→ **What is needed**
Return each line of the material verbatim.

→ **Exercise data**
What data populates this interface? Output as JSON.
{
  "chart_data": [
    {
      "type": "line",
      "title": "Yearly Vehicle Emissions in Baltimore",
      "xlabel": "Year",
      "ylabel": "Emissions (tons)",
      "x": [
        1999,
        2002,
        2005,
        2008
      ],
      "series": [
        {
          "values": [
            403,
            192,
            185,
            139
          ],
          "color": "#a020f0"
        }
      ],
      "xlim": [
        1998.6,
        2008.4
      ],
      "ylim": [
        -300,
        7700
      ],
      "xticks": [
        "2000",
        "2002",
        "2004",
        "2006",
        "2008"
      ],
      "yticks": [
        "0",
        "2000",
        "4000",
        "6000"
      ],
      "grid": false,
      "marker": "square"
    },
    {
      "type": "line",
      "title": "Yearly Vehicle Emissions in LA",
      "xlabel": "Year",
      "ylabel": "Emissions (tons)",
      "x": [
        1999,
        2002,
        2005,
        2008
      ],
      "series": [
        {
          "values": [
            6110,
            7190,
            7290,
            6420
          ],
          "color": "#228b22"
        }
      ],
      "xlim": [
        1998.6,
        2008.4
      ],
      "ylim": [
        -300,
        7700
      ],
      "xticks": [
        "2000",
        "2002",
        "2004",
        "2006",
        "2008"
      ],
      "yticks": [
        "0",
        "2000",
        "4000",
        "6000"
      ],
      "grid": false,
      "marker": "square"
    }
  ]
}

→ **The reply**
What data populates this interface? Output as JSON.
{
  "chart_data": [
    {
      "type": "line",
      "title": "Yearly Vehicle Emissions in Baltimore",
      "xlabel": "Year",
      "ylabel": "Emissions (tons)",
      "x": [
        1999,
        2002,
        2005,
        2008
      ],
      "series": [
        {
          "values": [
            403,
            192,
            185,
            139
          ],
          "color": "#a020f0"
        }
      ],
      "xlim": [
        1998.6,
        2008.4
      ],
      "ylim": [
        -300,
        7700
      ],
      "xticks": [
        "2000",
        "2002",
        "2004",
        "2006",
        "2008"
      ],
      "yticks": [
        "0",
        "2000",
        "4000",
        "6000"
      ],
      "grid": false,
      "marker": "square"
    },
    {
      "type": "line",
      "title": "Yearly Vehicle Emissions in LA",
      "xlabel": "Year",
      "ylabel": "Emissions (tons)",
      "x": [
        1999,
        2002,
        2005,
        2008
      ],
      "series": [
        {
          "values": [
            6110,
            7190,
            7290,
            6420
          ],
          "color": "#228b22"
        }
      ],
      "xlim": [
        1998.6,
        2008.4
      ],
      "ylim": [
        -300,
        7700
      ],
      "xticks": [
        "2000",
        "2002",
        "2004",
        "2006",
        "2008"
      ],
      "yticks": [
        "0",
        "2000",
        "4000",
        "6000"
      ],
      "grid": false,
      "marker": "square"
    }
  ]
}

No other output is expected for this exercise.